▶ _EXERCISE INSTRUCTIONS_: Rewrite the lines below as a numbered list, skipping any blank lines and leaving the pictures out.

▶ _GIVEN DATA_:
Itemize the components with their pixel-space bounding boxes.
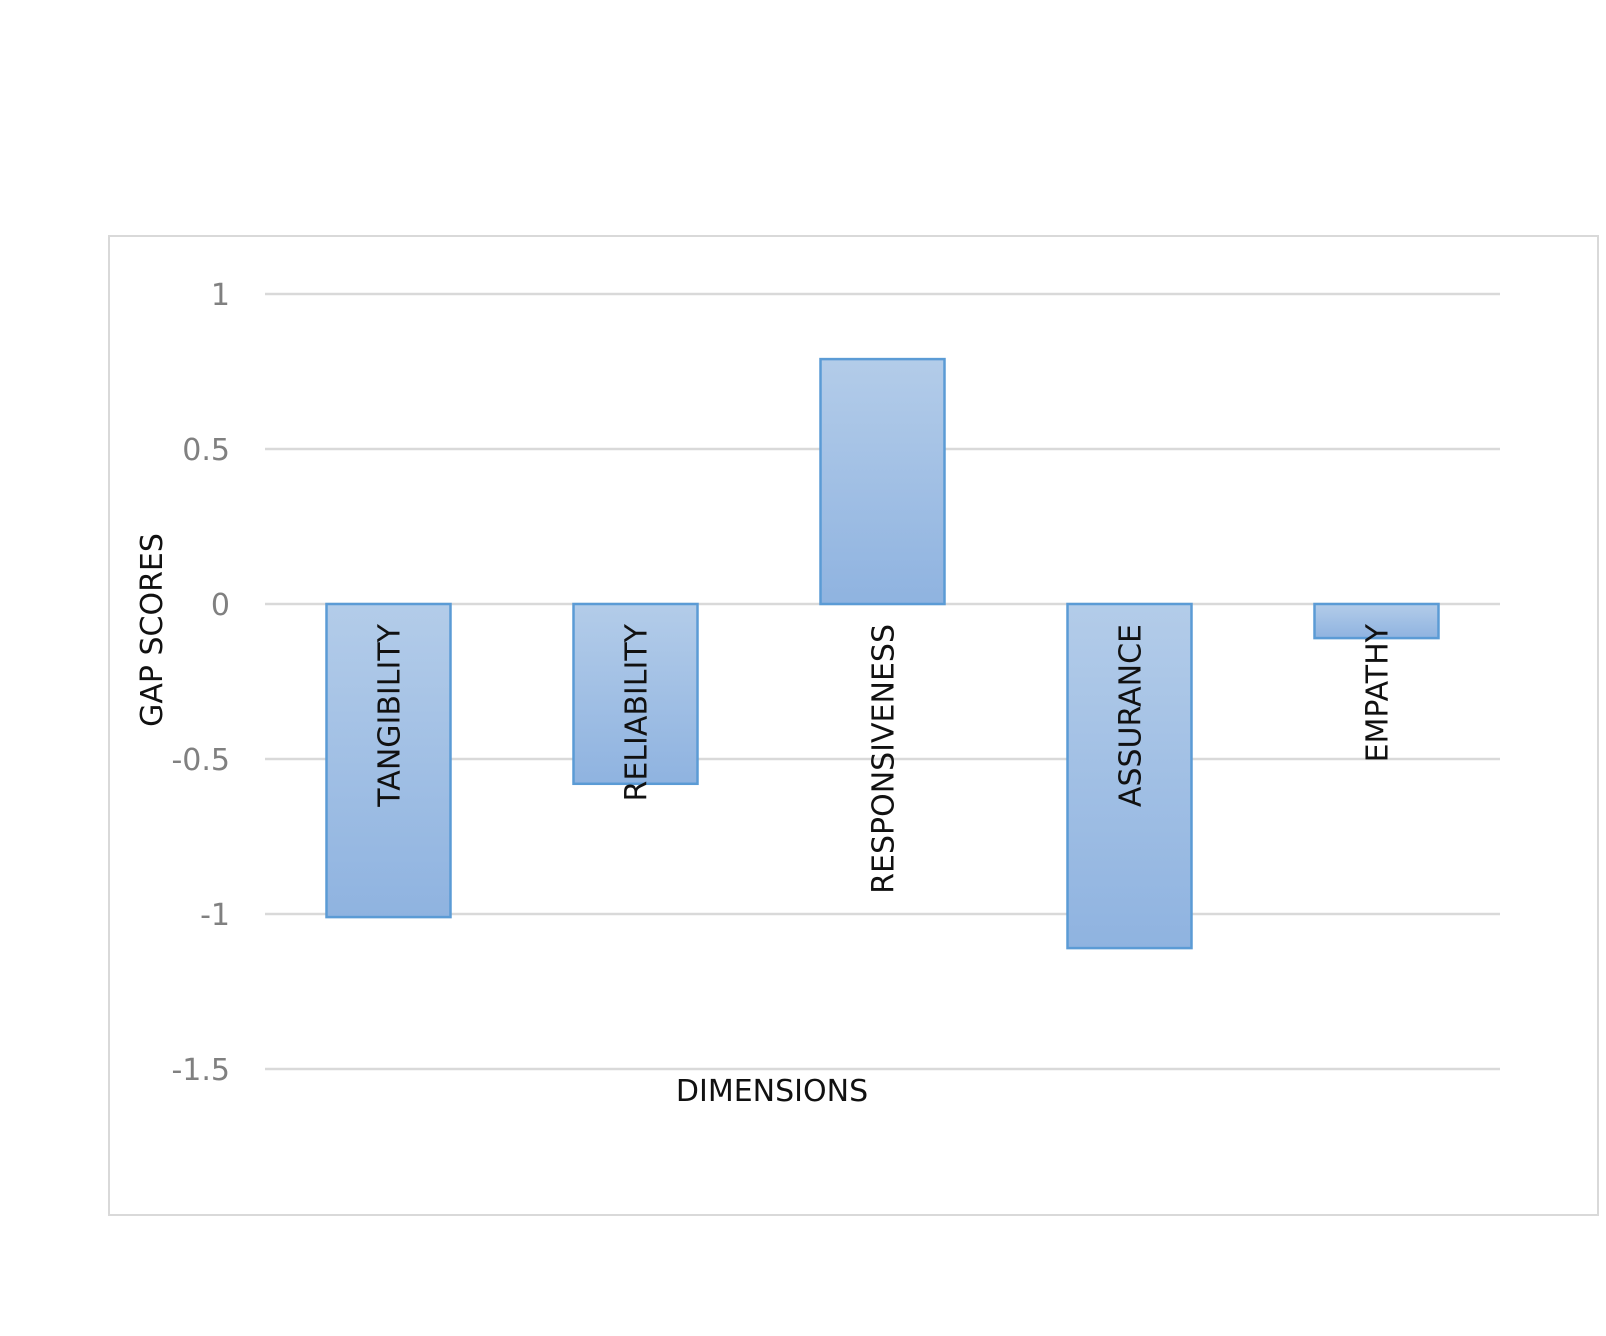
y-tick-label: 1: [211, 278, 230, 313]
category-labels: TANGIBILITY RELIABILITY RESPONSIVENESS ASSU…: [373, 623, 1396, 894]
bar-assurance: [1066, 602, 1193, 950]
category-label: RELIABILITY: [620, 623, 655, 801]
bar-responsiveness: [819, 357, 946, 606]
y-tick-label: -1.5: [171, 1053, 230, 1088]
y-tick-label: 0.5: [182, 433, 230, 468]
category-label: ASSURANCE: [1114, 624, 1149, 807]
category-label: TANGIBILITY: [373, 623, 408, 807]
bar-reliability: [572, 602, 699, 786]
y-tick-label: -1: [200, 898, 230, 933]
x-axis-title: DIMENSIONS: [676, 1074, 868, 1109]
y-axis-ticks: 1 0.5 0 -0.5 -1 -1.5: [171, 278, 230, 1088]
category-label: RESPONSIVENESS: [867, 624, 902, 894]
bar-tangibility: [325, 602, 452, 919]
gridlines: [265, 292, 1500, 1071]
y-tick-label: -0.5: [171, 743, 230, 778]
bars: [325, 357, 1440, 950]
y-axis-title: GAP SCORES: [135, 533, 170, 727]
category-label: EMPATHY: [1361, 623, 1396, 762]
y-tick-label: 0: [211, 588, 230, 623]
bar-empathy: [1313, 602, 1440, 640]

▶ _SOLUTION BELOW_:
1. Itemize the components with their pixel-space bounding boxes.
2. y-tick-label: 1: [211, 278, 230, 313]
3. category-labels: TANGIBILITY RELIABILITY RESPONSIVENESS ASSU…: [373, 623, 1396, 894]
4. bar-assurance: [1066, 602, 1193, 950]
5. category-label: RELIABILITY: [620, 623, 655, 801]
6. bar-responsiveness: [819, 357, 946, 606]
7. y-tick-label: -1.5: [171, 1053, 230, 1088]
8. y-tick-label: 0.5: [182, 433, 230, 468]
9. category-label: ASSURANCE: [1114, 624, 1149, 807]
10. category-label: TANGIBILITY: [373, 623, 408, 807]
11. bar-reliability: [572, 602, 699, 786]
12. y-tick-label: -1: [200, 898, 230, 933]
13. x-axis-title: DIMENSIONS: [676, 1074, 868, 1109]
14. y-axis-ticks: 1 0.5 0 -0.5 -1 -1.5: [171, 278, 230, 1088]
15. category-label: RESPONSIVENESS: [867, 624, 902, 894]
16. bar-tangibility: [325, 602, 452, 919]
17. gridlines: [265, 292, 1500, 1071]
18. y-tick-label: -0.5: [171, 743, 230, 778]
19. bars: [325, 357, 1440, 950]
20. y-axis-title: GAP SCORES: [135, 533, 170, 727]
21. category-label: EMPATHY: [1361, 623, 1396, 762]
22. y-tick-label: 0: [211, 588, 230, 623]
23. bar-empathy: [1313, 602, 1440, 640]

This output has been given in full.